[Task goal]
Answer these questions from the text on shoot growth rates:
1. What RGR did the "Sal 39" selection reach on the solid medium?
2. For which olive cultivar were similar results obtained?
3. What AGR values did "Sal 39" reach in liquid medium containing mT at 30 and 60 days?

The selection “Sal 39” showed the best RGR results (3.98 mg g−1 d−1) in the substrate containing mT after 30 days in the TIS; on the other hand, with the solid medium, an RGR equal to 0.69 mg g−1 d−1 was obtained. On the contrary, the “Sal 35” selection showed a reduced adaption to all of the different culture systems, showing the lowest RGR (Figure 4). The RGR, calculated at 30 and 60 days, showed an improvement of culture growth in the TIS compared to the solid system. Similar results were obtained for Olea europaea L. cv Canino [42], using the same PlantForm facilities, for which an increasing RGR was observed depending on the hormone concentration used in the medium. In the present study, a high RGR value was recorded even after 60 days of continuous culture (without subculture). In fact, the RGR in the TIS shoot culture containing 6.6 μM mT + 0.25 μM IBA was about 10 times higher than the one in the solid medium (7.89 versus 0.84 mg g−1 d−1).
Regarding the analysis of the AGR, significantly different results were obtained using mT. The best results in terms of AGR were obtained for “Sal 39” in liquid medium containing mT at both 30 and 60 days of subculture (5.96 and 8.52 g d−1, respectively). Again, the “Sal 35” selection showed the lowest AGR among the tested accessions (Figure 5).

[Entries shown]
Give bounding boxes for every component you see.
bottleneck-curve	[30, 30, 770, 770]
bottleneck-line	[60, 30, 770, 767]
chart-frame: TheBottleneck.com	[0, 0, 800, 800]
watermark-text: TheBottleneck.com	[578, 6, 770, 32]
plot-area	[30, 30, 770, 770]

[Answer space]
1. 0.69 mg g−1 d−1
2. Olea europaea L. cv Canino
3. 5.96 g d−1 at 30 days and 8.52 g d−1 at 60 days